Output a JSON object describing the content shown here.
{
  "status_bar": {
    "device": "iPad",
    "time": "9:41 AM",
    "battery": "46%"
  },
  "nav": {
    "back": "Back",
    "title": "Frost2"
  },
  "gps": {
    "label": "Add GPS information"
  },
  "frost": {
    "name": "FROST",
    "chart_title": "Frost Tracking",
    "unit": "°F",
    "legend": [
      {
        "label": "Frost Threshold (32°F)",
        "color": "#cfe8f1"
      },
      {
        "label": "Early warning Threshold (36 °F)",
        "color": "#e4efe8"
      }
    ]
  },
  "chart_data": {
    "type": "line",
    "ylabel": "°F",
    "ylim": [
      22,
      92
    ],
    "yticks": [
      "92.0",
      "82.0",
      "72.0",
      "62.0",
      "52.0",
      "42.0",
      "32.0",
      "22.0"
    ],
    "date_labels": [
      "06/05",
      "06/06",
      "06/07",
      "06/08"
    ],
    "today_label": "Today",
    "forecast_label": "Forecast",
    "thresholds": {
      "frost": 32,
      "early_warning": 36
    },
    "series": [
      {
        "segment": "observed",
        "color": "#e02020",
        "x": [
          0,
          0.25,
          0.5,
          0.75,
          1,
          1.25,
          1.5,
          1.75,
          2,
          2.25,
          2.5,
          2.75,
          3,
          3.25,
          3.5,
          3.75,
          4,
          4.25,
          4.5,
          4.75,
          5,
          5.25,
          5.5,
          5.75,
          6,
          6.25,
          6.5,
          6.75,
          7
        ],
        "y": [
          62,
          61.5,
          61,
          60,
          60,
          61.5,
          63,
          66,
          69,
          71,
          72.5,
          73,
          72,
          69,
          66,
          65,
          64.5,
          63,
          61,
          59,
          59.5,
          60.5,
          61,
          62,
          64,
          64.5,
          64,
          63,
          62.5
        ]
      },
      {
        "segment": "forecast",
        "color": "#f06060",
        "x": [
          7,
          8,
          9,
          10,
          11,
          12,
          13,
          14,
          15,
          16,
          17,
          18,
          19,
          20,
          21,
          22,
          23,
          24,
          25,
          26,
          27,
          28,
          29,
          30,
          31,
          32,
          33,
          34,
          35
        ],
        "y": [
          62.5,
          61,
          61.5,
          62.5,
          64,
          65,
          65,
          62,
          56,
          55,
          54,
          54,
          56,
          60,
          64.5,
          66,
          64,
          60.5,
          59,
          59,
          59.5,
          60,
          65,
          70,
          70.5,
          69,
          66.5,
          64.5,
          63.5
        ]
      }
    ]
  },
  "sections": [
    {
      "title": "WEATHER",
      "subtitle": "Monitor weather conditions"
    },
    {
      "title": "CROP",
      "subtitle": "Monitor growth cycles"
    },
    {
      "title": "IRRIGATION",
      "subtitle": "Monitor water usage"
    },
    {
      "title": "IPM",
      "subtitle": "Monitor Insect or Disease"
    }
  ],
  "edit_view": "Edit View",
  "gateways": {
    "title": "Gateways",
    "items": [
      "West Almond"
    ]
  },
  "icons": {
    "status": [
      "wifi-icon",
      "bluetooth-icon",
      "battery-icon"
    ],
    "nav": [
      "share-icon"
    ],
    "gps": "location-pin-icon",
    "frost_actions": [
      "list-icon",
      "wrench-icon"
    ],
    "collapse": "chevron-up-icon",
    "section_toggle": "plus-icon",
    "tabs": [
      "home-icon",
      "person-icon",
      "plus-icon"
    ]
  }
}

→ Directions for this task: Copy each line of the entries that includes the word "Monitor".

→ Full output:
      "subtitle": "Monitor weather conditions"
      "subtitle": "Monitor growth cycles"
      "subtitle": "Monitor water usage"
      "subtitle": "Monitor Insect or Disease"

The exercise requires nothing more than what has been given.